◆ **Supplied data**:
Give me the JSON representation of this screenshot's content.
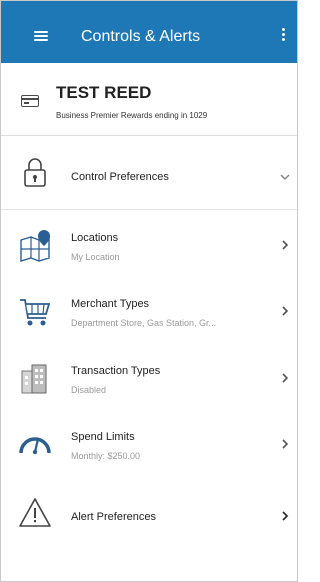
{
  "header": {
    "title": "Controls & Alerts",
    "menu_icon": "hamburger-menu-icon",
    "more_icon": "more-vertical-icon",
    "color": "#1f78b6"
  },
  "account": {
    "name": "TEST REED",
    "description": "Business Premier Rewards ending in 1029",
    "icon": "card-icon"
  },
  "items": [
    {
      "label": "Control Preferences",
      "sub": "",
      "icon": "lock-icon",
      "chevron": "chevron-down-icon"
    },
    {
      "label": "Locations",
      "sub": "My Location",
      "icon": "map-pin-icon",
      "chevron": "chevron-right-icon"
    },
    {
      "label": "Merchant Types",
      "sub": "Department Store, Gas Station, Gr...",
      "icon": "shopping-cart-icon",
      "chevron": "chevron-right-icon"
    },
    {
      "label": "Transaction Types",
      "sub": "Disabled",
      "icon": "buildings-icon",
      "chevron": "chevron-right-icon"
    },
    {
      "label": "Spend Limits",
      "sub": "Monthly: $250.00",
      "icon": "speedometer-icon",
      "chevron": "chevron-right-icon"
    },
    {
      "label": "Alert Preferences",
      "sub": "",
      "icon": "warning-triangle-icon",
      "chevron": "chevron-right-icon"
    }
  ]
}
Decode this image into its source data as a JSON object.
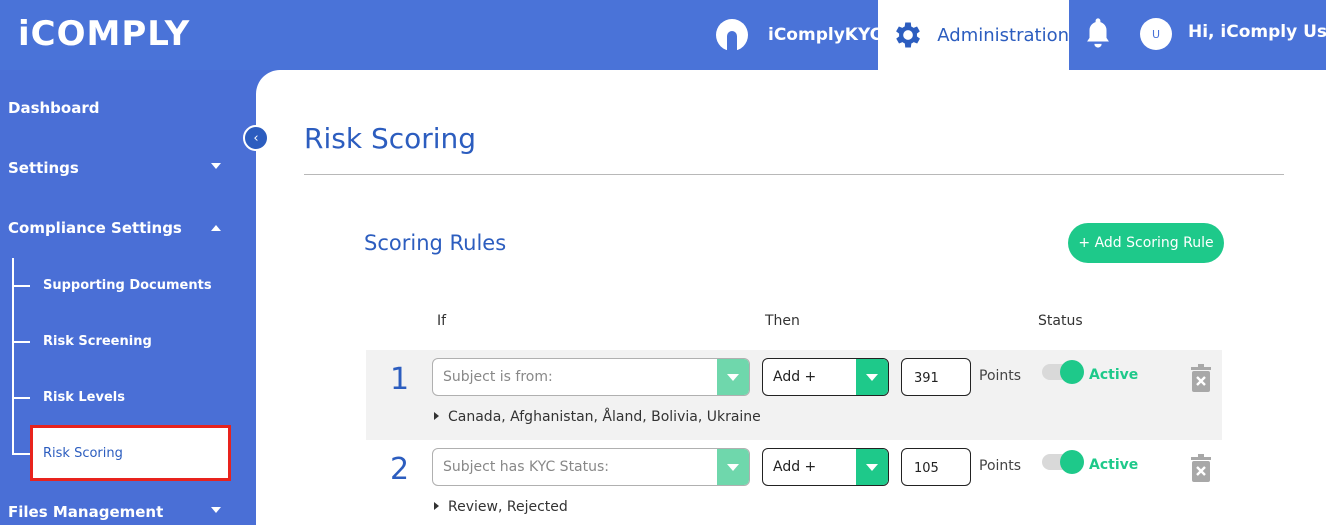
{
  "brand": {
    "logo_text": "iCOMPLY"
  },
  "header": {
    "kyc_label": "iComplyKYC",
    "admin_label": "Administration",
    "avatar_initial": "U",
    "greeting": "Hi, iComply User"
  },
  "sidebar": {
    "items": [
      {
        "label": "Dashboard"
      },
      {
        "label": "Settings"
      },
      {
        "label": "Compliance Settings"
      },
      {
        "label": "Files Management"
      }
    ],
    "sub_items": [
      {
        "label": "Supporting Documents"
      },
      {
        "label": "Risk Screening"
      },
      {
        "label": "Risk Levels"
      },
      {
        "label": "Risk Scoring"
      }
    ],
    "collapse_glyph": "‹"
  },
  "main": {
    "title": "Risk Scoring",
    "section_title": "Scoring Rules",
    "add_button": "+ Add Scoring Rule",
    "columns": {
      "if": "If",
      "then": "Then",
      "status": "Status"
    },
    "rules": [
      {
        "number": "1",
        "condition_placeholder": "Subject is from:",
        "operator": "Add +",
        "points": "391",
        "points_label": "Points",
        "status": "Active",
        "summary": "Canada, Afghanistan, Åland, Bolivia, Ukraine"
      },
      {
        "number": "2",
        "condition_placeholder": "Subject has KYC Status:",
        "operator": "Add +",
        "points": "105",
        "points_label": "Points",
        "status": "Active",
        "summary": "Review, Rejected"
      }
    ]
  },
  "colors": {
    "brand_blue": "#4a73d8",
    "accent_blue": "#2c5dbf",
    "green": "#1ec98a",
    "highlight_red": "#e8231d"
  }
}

◆ **Exercise objective**:
A number is the only answer here: how many lines of the material above contain "Types"?

◆ **Expected answer**:
2